DATA FOR PROCESSING:

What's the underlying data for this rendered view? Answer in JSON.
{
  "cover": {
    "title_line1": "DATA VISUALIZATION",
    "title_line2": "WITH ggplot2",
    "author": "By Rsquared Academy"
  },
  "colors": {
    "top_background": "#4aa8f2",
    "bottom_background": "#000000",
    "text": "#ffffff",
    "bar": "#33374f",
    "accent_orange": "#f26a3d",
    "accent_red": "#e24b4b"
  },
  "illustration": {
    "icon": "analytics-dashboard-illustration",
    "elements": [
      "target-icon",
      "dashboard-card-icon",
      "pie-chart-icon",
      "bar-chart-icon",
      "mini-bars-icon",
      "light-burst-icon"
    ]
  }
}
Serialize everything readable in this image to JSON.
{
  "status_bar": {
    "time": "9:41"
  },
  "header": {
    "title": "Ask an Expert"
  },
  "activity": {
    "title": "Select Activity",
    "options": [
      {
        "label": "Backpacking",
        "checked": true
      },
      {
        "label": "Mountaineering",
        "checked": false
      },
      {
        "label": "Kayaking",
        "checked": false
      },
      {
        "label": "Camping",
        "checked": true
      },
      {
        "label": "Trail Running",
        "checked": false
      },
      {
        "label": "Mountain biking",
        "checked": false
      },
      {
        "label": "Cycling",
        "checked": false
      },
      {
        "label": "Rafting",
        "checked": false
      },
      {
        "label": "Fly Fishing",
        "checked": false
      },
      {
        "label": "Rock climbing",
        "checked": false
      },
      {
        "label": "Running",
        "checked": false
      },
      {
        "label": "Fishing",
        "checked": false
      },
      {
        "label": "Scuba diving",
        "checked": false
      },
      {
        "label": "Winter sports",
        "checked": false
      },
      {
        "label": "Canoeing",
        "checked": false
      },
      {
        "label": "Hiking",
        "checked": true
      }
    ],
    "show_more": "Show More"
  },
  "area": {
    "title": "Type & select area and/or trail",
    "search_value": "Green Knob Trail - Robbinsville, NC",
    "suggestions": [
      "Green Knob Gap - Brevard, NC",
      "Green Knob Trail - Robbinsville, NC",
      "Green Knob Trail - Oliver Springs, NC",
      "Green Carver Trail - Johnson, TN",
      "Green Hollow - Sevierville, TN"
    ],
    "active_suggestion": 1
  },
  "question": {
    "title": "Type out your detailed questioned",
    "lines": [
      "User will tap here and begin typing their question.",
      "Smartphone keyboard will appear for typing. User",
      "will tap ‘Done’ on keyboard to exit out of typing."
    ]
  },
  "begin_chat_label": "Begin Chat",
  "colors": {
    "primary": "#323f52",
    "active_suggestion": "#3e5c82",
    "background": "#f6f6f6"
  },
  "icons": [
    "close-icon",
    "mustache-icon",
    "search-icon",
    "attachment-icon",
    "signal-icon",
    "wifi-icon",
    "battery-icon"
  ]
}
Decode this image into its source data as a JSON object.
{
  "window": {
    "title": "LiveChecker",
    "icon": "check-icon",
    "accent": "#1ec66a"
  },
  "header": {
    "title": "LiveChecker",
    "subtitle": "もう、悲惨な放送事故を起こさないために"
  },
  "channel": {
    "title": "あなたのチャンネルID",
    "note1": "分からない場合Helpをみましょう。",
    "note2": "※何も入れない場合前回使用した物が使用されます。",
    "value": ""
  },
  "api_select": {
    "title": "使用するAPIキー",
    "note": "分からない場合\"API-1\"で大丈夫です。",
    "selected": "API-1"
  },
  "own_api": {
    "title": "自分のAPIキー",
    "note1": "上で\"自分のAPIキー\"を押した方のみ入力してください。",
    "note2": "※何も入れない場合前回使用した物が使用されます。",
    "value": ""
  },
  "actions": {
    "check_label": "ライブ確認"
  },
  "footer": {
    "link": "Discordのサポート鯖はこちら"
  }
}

AIM:
Copy down every line of the material above that includes the string "dashboard".

RESULT OF THE EXERCISE:
    "icon": "analytics-dashboard-illustration",
      "dashboard-card-icon",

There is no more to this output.